▶ [EXERCISE GOAL]: Skip every image and restate the data word for word.

______

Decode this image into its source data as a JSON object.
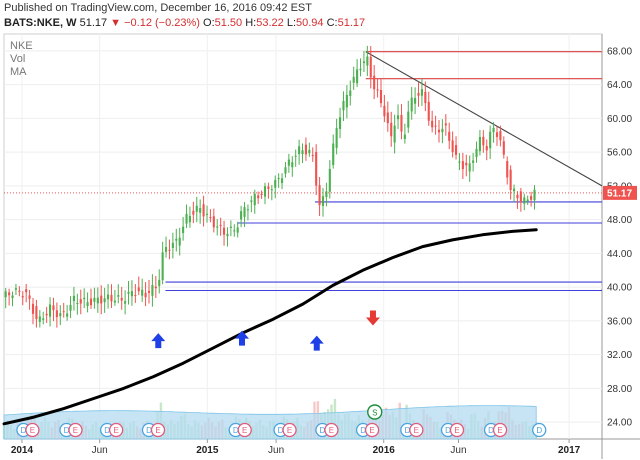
{
  "header": {
    "published": "Published on TradingView.com, December 16, 2016 09:42 EST",
    "symbol": "BATS:NKE, W",
    "last": "51.17",
    "change": "▼ −0.12 (−0.23%)",
    "open_label": "O:",
    "open": "51.50",
    "high_label": "H:",
    "high": "53.22",
    "low_label": "L:",
    "low": "50.94",
    "close_label": "C:",
    "close": "51.17"
  },
  "overlay_labels": [
    "NKE",
    "Vol",
    "MA"
  ],
  "colors": {
    "up": "#4caf50",
    "down": "#ef5350",
    "ma": "#000000",
    "horizontal_blue": "#3f3fdc",
    "horizontal_red": "#d84040",
    "trendline": "#444444",
    "arrow_up": "#1e40e6",
    "arrow_down": "#e53935",
    "last_price_bg": "#ef5350",
    "vol_up": "#c8e6c9",
    "vol_down": "#f8c8c8",
    "vol_ma_fill": "#b3dbf0",
    "event_blue": "#4aa3df",
    "event_red": "#e05a7a",
    "split_green": "#1b8e3a"
  },
  "chart_data": {
    "type": "candlestick",
    "title": "",
    "symbol": "BATS:NKE",
    "interval": "W",
    "ylim": [
      22,
      70
    ],
    "y_ticks": [
      "24.00",
      "28.00",
      "32.00",
      "36.00",
      "40.00",
      "44.00",
      "48.00",
      "52.00",
      "56.00",
      "60.00",
      "64.00",
      "68.00"
    ],
    "x_ticks": [
      {
        "label": "2014",
        "bold": true,
        "t": 0.03
      },
      {
        "label": "Jun",
        "bold": false,
        "t": 0.16
      },
      {
        "label": "2015",
        "bold": true,
        "t": 0.34
      },
      {
        "label": "Jun",
        "bold": false,
        "t": 0.455
      },
      {
        "label": "2016",
        "bold": true,
        "t": 0.635
      },
      {
        "label": "Jun",
        "bold": false,
        "t": 0.76
      },
      {
        "label": "2017",
        "bold": true,
        "t": 0.945
      }
    ],
    "last_price": 51.17,
    "ohlc": {
      "open": 51.5,
      "high": 53.22,
      "low": 50.94,
      "close": 51.17
    },
    "price_path": [
      [
        0.0,
        38.8
      ],
      [
        0.02,
        39.5
      ],
      [
        0.04,
        39.2
      ],
      [
        0.06,
        35.8
      ],
      [
        0.08,
        37.5
      ],
      [
        0.1,
        36.5
      ],
      [
        0.12,
        38.5
      ],
      [
        0.14,
        38.2
      ],
      [
        0.16,
        38.5
      ],
      [
        0.18,
        38.7
      ],
      [
        0.2,
        38.5
      ],
      [
        0.22,
        39.5
      ],
      [
        0.24,
        39.2
      ],
      [
        0.26,
        40.2
      ],
      [
        0.27,
        44.5
      ],
      [
        0.29,
        45.2
      ],
      [
        0.31,
        48.5
      ],
      [
        0.33,
        49.4
      ],
      [
        0.35,
        47.8
      ],
      [
        0.37,
        46.5
      ],
      [
        0.39,
        46.8
      ],
      [
        0.4,
        48.8
      ],
      [
        0.42,
        50.5
      ],
      [
        0.44,
        51.5
      ],
      [
        0.46,
        52.5
      ],
      [
        0.48,
        54.8
      ],
      [
        0.5,
        56.5
      ],
      [
        0.52,
        55.5
      ],
      [
        0.53,
        49.4
      ],
      [
        0.54,
        51.0
      ],
      [
        0.55,
        55.0
      ],
      [
        0.56,
        59.5
      ],
      [
        0.58,
        63.5
      ],
      [
        0.6,
        66.5
      ],
      [
        0.61,
        67.0
      ],
      [
        0.62,
        64.0
      ],
      [
        0.63,
        62.5
      ],
      [
        0.64,
        60.5
      ],
      [
        0.65,
        57.5
      ],
      [
        0.66,
        61.0
      ],
      [
        0.67,
        57.0
      ],
      [
        0.68,
        61.5
      ],
      [
        0.7,
        63.5
      ],
      [
        0.71,
        61.0
      ],
      [
        0.72,
        58.5
      ],
      [
        0.74,
        59.0
      ],
      [
        0.76,
        55.0
      ],
      [
        0.78,
        54.0
      ],
      [
        0.79,
        56.0
      ],
      [
        0.8,
        57.5
      ],
      [
        0.81,
        56.5
      ],
      [
        0.82,
        59.0
      ],
      [
        0.83,
        58.0
      ],
      [
        0.84,
        55.0
      ],
      [
        0.85,
        51.5
      ],
      [
        0.86,
        51.0
      ],
      [
        0.87,
        50.0
      ],
      [
        0.88,
        50.5
      ],
      [
        0.89,
        51.2
      ]
    ],
    "moving_average": [
      [
        0.0,
        23.8
      ],
      [
        0.05,
        24.6
      ],
      [
        0.1,
        25.6
      ],
      [
        0.15,
        26.8
      ],
      [
        0.2,
        28.0
      ],
      [
        0.25,
        29.4
      ],
      [
        0.3,
        31.0
      ],
      [
        0.35,
        32.8
      ],
      [
        0.4,
        34.6
      ],
      [
        0.45,
        36.2
      ],
      [
        0.5,
        38.0
      ],
      [
        0.55,
        40.2
      ],
      [
        0.6,
        42.0
      ],
      [
        0.65,
        43.5
      ],
      [
        0.7,
        44.8
      ],
      [
        0.75,
        45.6
      ],
      [
        0.8,
        46.2
      ],
      [
        0.85,
        46.6
      ],
      [
        0.89,
        46.8
      ]
    ],
    "horizontal_lines": [
      {
        "price": 67.9,
        "t0": 0.605,
        "t1": 1.0,
        "color": "red"
      },
      {
        "price": 64.7,
        "t0": 0.605,
        "t1": 1.0,
        "color": "red"
      },
      {
        "price": 50.1,
        "t0": 0.52,
        "t1": 1.0,
        "color": "blue"
      },
      {
        "price": 47.6,
        "t0": 0.39,
        "t1": 1.0,
        "color": "blue"
      },
      {
        "price": 40.6,
        "t0": 0.27,
        "t1": 1.0,
        "color": "blue"
      },
      {
        "price": 39.6,
        "t0": 0.27,
        "t1": 1.0,
        "color": "blue"
      }
    ],
    "trendline": {
      "p0": [
        0.605,
        67.9
      ],
      "p1": [
        1.0,
        52.0
      ]
    },
    "arrows": [
      {
        "t": 0.258,
        "price": 33.6,
        "dir": "up"
      },
      {
        "t": 0.398,
        "price": 33.9,
        "dir": "up"
      },
      {
        "t": 0.523,
        "price": 33.3,
        "dir": "up"
      },
      {
        "t": 0.617,
        "price": 36.4,
        "dir": "down"
      }
    ],
    "events": [
      {
        "t": 0.04,
        "kinds": [
          "D",
          "E"
        ]
      },
      {
        "t": 0.112,
        "kinds": [
          "D",
          "E"
        ]
      },
      {
        "t": 0.18,
        "kinds": [
          "D",
          "E"
        ]
      },
      {
        "t": 0.25,
        "kinds": [
          "D",
          "E"
        ]
      },
      {
        "t": 0.395,
        "kinds": [
          "D",
          "E"
        ]
      },
      {
        "t": 0.47,
        "kinds": [
          "D",
          "E"
        ]
      },
      {
        "t": 0.54,
        "kinds": [
          "D",
          "E"
        ]
      },
      {
        "t": 0.608,
        "kinds": [
          "D",
          "E"
        ]
      },
      {
        "t": 0.682,
        "kinds": [
          "D",
          "E"
        ]
      },
      {
        "t": 0.75,
        "kinds": [
          "D",
          "E"
        ]
      },
      {
        "t": 0.822,
        "kinds": [
          "D",
          "E"
        ]
      },
      {
        "t": 0.895,
        "kinds": [
          "D"
        ]
      }
    ],
    "split_event": {
      "t": 0.62,
      "label": "S"
    }
  }
}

______

▶ [RESULT OF THE EXERCISE]:
Decode this image into its source data as a JSON object.
{
  "header": {
    "published": "Published on TradingView.com, December 16, 2016 09:42 EST",
    "symbol": "BATS:NKE, W",
    "last": "51.17",
    "change": "▼ −0.12 (−0.23%)",
    "open_label": "O:",
    "open": "51.50",
    "high_label": "H:",
    "high": "53.22",
    "low_label": "L:",
    "low": "50.94",
    "close_label": "C:",
    "close": "51.17"
  },
  "overlay_labels": [
    "NKE",
    "Vol",
    "MA"
  ],
  "colors": {
    "up": "#4caf50",
    "down": "#ef5350",
    "ma": "#000000",
    "horizontal_blue": "#3f3fdc",
    "horizontal_red": "#d84040",
    "trendline": "#444444",
    "arrow_up": "#1e40e6",
    "arrow_down": "#e53935",
    "last_price_bg": "#ef5350",
    "vol_up": "#c8e6c9",
    "vol_down": "#f8c8c8",
    "vol_ma_fill": "#b3dbf0",
    "event_blue": "#4aa3df",
    "event_red": "#e05a7a",
    "split_green": "#1b8e3a"
  },
  "chart_data": {
    "type": "candlestick",
    "title": "",
    "symbol": "BATS:NKE",
    "interval": "W",
    "ylim": [
      22,
      70
    ],
    "y_ticks": [
      "24.00",
      "28.00",
      "32.00",
      "36.00",
      "40.00",
      "44.00",
      "48.00",
      "52.00",
      "56.00",
      "60.00",
      "64.00",
      "68.00"
    ],
    "x_ticks": [
      {
        "label": "2014",
        "bold": true,
        "t": 0.03
      },
      {
        "label": "Jun",
        "bold": false,
        "t": 0.16
      },
      {
        "label": "2015",
        "bold": true,
        "t": 0.34
      },
      {
        "label": "Jun",
        "bold": false,
        "t": 0.455
      },
      {
        "label": "2016",
        "bold": true,
        "t": 0.635
      },
      {
        "label": "Jun",
        "bold": false,
        "t": 0.76
      },
      {
        "label": "2017",
        "bold": true,
        "t": 0.945
      }
    ],
    "last_price": 51.17,
    "ohlc": {
      "open": 51.5,
      "high": 53.22,
      "low": 50.94,
      "close": 51.17
    },
    "price_path": [
      [
        0.0,
        38.8
      ],
      [
        0.02,
        39.5
      ],
      [
        0.04,
        39.2
      ],
      [
        0.06,
        35.8
      ],
      [
        0.08,
        37.5
      ],
      [
        0.1,
        36.5
      ],
      [
        0.12,
        38.5
      ],
      [
        0.14,
        38.2
      ],
      [
        0.16,
        38.5
      ],
      [
        0.18,
        38.7
      ],
      [
        0.2,
        38.5
      ],
      [
        0.22,
        39.5
      ],
      [
        0.24,
        39.2
      ],
      [
        0.26,
        40.2
      ],
      [
        0.27,
        44.5
      ],
      [
        0.29,
        45.2
      ],
      [
        0.31,
        48.5
      ],
      [
        0.33,
        49.4
      ],
      [
        0.35,
        47.8
      ],
      [
        0.37,
        46.5
      ],
      [
        0.39,
        46.8
      ],
      [
        0.4,
        48.8
      ],
      [
        0.42,
        50.5
      ],
      [
        0.44,
        51.5
      ],
      [
        0.46,
        52.5
      ],
      [
        0.48,
        54.8
      ],
      [
        0.5,
        56.5
      ],
      [
        0.52,
        55.5
      ],
      [
        0.53,
        49.4
      ],
      [
        0.54,
        51.0
      ],
      [
        0.55,
        55.0
      ],
      [
        0.56,
        59.5
      ],
      [
        0.58,
        63.5
      ],
      [
        0.6,
        66.5
      ],
      [
        0.61,
        67.0
      ],
      [
        0.62,
        64.0
      ],
      [
        0.63,
        62.5
      ],
      [
        0.64,
        60.5
      ],
      [
        0.65,
        57.5
      ],
      [
        0.66,
        61.0
      ],
      [
        0.67,
        57.0
      ],
      [
        0.68,
        61.5
      ],
      [
        0.7,
        63.5
      ],
      [
        0.71,
        61.0
      ],
      [
        0.72,
        58.5
      ],
      [
        0.74,
        59.0
      ],
      [
        0.76,
        55.0
      ],
      [
        0.78,
        54.0
      ],
      [
        0.79,
        56.0
      ],
      [
        0.8,
        57.5
      ],
      [
        0.81,
        56.5
      ],
      [
        0.82,
        59.0
      ],
      [
        0.83,
        58.0
      ],
      [
        0.84,
        55.0
      ],
      [
        0.85,
        51.5
      ],
      [
        0.86,
        51.0
      ],
      [
        0.87,
        50.0
      ],
      [
        0.88,
        50.5
      ],
      [
        0.89,
        51.2
      ]
    ],
    "moving_average": [
      [
        0.0,
        23.8
      ],
      [
        0.05,
        24.6
      ],
      [
        0.1,
        25.6
      ],
      [
        0.15,
        26.8
      ],
      [
        0.2,
        28.0
      ],
      [
        0.25,
        29.4
      ],
      [
        0.3,
        31.0
      ],
      [
        0.35,
        32.8
      ],
      [
        0.4,
        34.6
      ],
      [
        0.45,
        36.2
      ],
      [
        0.5,
        38.0
      ],
      [
        0.55,
        40.2
      ],
      [
        0.6,
        42.0
      ],
      [
        0.65,
        43.5
      ],
      [
        0.7,
        44.8
      ],
      [
        0.75,
        45.6
      ],
      [
        0.8,
        46.2
      ],
      [
        0.85,
        46.6
      ],
      [
        0.89,
        46.8
      ]
    ],
    "horizontal_lines": [
      {
        "price": 67.9,
        "t0": 0.605,
        "t1": 1.0,
        "color": "red"
      },
      {
        "price": 64.7,
        "t0": 0.605,
        "t1": 1.0,
        "color": "red"
      },
      {
        "price": 50.1,
        "t0": 0.52,
        "t1": 1.0,
        "color": "blue"
      },
      {
        "price": 47.6,
        "t0": 0.39,
        "t1": 1.0,
        "color": "blue"
      },
      {
        "price": 40.6,
        "t0": 0.27,
        "t1": 1.0,
        "color": "blue"
      },
      {
        "price": 39.6,
        "t0": 0.27,
        "t1": 1.0,
        "color": "blue"
      }
    ],
    "trendline": {
      "p0": [
        0.605,
        67.9
      ],
      "p1": [
        1.0,
        52.0
      ]
    },
    "arrows": [
      {
        "t": 0.258,
        "price": 33.6,
        "dir": "up"
      },
      {
        "t": 0.398,
        "price": 33.9,
        "dir": "up"
      },
      {
        "t": 0.523,
        "price": 33.3,
        "dir": "up"
      },
      {
        "t": 0.617,
        "price": 36.4,
        "dir": "down"
      }
    ],
    "events": [
      {
        "t": 0.04,
        "kinds": [
          "D",
          "E"
        ]
      },
      {
        "t": 0.112,
        "kinds": [
          "D",
          "E"
        ]
      },
      {
        "t": 0.18,
        "kinds": [
          "D",
          "E"
        ]
      },
      {
        "t": 0.25,
        "kinds": [
          "D",
          "E"
        ]
      },
      {
        "t": 0.395,
        "kinds": [
          "D",
          "E"
        ]
      },
      {
        "t": 0.47,
        "kinds": [
          "D",
          "E"
        ]
      },
      {
        "t": 0.54,
        "kinds": [
          "D",
          "E"
        ]
      },
      {
        "t": 0.608,
        "kinds": [
          "D",
          "E"
        ]
      },
      {
        "t": 0.682,
        "kinds": [
          "D",
          "E"
        ]
      },
      {
        "t": 0.75,
        "kinds": [
          "D",
          "E"
        ]
      },
      {
        "t": 0.822,
        "kinds": [
          "D",
          "E"
        ]
      },
      {
        "t": 0.895,
        "kinds": [
          "D"
        ]
      }
    ],
    "split_event": {
      "t": 0.62,
      "label": "S"
    }
  }
}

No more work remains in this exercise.